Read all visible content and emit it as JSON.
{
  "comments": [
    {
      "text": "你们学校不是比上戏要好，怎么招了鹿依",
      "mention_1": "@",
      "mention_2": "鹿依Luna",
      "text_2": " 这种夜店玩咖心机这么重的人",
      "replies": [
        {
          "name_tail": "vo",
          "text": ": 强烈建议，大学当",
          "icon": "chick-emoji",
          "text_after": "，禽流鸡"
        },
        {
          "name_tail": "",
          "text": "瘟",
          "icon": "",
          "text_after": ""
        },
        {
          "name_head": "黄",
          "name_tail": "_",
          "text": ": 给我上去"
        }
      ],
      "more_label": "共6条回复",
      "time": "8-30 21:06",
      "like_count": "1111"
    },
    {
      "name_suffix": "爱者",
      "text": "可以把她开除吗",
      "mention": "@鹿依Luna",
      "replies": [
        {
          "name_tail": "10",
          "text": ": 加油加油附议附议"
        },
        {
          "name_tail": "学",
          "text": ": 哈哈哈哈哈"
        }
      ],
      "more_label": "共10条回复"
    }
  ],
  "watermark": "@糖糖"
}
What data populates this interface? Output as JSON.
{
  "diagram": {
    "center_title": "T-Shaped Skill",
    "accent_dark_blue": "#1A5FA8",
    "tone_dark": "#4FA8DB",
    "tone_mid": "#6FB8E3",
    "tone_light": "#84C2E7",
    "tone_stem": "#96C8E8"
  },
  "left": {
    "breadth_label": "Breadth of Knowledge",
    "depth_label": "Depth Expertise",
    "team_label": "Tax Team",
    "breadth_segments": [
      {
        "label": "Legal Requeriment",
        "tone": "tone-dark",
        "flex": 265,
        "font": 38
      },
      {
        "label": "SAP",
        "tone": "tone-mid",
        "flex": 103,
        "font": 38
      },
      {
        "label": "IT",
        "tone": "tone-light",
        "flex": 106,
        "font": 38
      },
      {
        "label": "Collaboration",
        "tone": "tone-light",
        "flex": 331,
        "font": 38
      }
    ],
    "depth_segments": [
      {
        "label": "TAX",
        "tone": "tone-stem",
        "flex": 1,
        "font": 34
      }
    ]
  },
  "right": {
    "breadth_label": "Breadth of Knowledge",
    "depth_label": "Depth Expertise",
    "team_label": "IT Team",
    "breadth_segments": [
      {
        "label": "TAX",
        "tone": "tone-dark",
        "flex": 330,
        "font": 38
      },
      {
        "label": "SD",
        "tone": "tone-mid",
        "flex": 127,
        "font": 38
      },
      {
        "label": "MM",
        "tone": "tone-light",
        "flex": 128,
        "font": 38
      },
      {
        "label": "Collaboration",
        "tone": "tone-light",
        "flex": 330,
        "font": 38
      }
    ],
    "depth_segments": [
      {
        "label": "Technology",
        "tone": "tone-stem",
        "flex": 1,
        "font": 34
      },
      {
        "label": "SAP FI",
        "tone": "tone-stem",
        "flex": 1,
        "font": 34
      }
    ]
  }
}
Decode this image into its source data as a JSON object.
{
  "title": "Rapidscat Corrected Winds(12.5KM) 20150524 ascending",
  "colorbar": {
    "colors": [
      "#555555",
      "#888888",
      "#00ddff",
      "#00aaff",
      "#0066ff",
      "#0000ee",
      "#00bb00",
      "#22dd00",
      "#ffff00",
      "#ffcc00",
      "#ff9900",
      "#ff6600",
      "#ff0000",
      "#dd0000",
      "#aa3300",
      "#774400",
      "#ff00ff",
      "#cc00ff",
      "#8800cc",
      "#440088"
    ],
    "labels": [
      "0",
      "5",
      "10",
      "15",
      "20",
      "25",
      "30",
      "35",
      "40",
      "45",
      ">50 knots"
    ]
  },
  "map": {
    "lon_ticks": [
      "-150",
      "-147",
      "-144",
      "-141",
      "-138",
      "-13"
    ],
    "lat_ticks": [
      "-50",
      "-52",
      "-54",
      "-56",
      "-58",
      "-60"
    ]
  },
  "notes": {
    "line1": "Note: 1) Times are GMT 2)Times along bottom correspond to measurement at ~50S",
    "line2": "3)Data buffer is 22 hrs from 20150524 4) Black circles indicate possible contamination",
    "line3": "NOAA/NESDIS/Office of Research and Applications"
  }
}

_WHAT YOU HAVE TO DO:_ Please output the entire listing exactly as it stands.

_RESPONSE TO THIS EXERCISE:_
Read all visible content and emit it as JSON.
{
  "comments": [
    {
      "text": "你们学校不是比上戏要好，怎么招了鹿依",
      "mention_1": "@",
      "mention_2": "鹿依Luna",
      "text_2": " 这种夜店玩咖心机这么重的人",
      "replies": [
        {
          "name_tail": "vo",
          "text": ": 强烈建议，大学当",
          "icon": "chick-emoji",
          "text_after": "，禽流鸡"
        },
        {
          "name_tail": "",
          "text": "瘟",
          "icon": "",
          "text_after": ""
        },
        {
          "name_head": "黄",
          "name_tail": "_",
          "text": ": 给我上去"
        }
      ],
      "more_label": "共6条回复",
      "time": "8-30 21:06",
      "like_count": "1111"
    },
    {
      "name_suffix": "爱者",
      "text": "可以把她开除吗",
      "mention": "@鹿依Luna",
      "replies": [
        {
          "name_tail": "10",
          "text": ": 加油加油附议附议"
        },
        {
          "name_tail": "学",
          "text": ": 哈哈哈哈哈"
        }
      ],
      "more_label": "共10条回复"
    }
  ],
  "watermark": "@糖糖"
}
What data populates this interface? Output as JSON.
{
  "diagram": {
    "center_title": "T-Shaped Skill",
    "accent_dark_blue": "#1A5FA8",
    "tone_dark": "#4FA8DB",
    "tone_mid": "#6FB8E3",
    "tone_light": "#84C2E7",
    "tone_stem": "#96C8E8"
  },
  "left": {
    "breadth_label": "Breadth of Knowledge",
    "depth_label": "Depth Expertise",
    "team_label": "Tax Team",
    "breadth_segments": [
      {
        "label": "Legal Requeriment",
        "tone": "tone-dark",
        "flex": 265,
        "font": 38
      },
      {
        "label": "SAP",
        "tone": "tone-mid",
        "flex": 103,
        "font": 38
      },
      {
        "label": "IT",
        "tone": "tone-light",
        "flex": 106,
        "font": 38
      },
      {
        "label": "Collaboration",
        "tone": "tone-light",
        "flex": 331,
        "font": 38
      }
    ],
    "depth_segments": [
      {
        "label": "TAX",
        "tone": "tone-stem",
        "flex": 1,
        "font": 34
      }
    ]
  },
  "right": {
    "breadth_label": "Breadth of Knowledge",
    "depth_label": "Depth Expertise",
    "team_label": "IT Team",
    "breadth_segments": [
      {
        "label": "TAX",
        "tone": "tone-dark",
        "flex": 330,
        "font": 38
      },
      {
        "label": "SD",
        "tone": "tone-mid",
        "flex": 127,
        "font": 38
      },
      {
        "label": "MM",
        "tone": "tone-light",
        "flex": 128,
        "font": 38
      },
      {
        "label": "Collaboration",
        "tone": "tone-light",
        "flex": 330,
        "font": 38
      }
    ],
    "depth_segments": [
      {
        "label": "Technology",
        "tone": "tone-stem",
        "flex": 1,
        "font": 34
      },
      {
        "label": "SAP FI",
        "tone": "tone-stem",
        "flex": 1,
        "font": 34
      }
    ]
  }
}
Decode this image into its source data as a JSON object.
{
  "title": "Rapidscat Corrected Winds(12.5KM) 20150524 ascending",
  "colorbar": {
    "colors": [
      "#555555",
      "#888888",
      "#00ddff",
      "#00aaff",
      "#0066ff",
      "#0000ee",
      "#00bb00",
      "#22dd00",
      "#ffff00",
      "#ffcc00",
      "#ff9900",
      "#ff6600",
      "#ff0000",
      "#dd0000",
      "#aa3300",
      "#774400",
      "#ff00ff",
      "#cc00ff",
      "#8800cc",
      "#440088"
    ],
    "labels": [
      "0",
      "5",
      "10",
      "15",
      "20",
      "25",
      "30",
      "35",
      "40",
      "45",
      ">50 knots"
    ]
  },
  "map": {
    "lon_ticks": [
      "-150",
      "-147",
      "-144",
      "-141",
      "-138",
      "-13"
    ],
    "lat_ticks": [
      "-50",
      "-52",
      "-54",
      "-56",
      "-58",
      "-60"
    ]
  },
  "notes": {
    "line1": "Note: 1) Times are GMT 2)Times along bottom correspond to measurement at ~50S",
    "line2": "3)Data buffer is 22 hrs from 20150524 4) Black circles indicate possible contamination",
    "line3": "NOAA/NESDIS/Office of Research and Applications"
  }
}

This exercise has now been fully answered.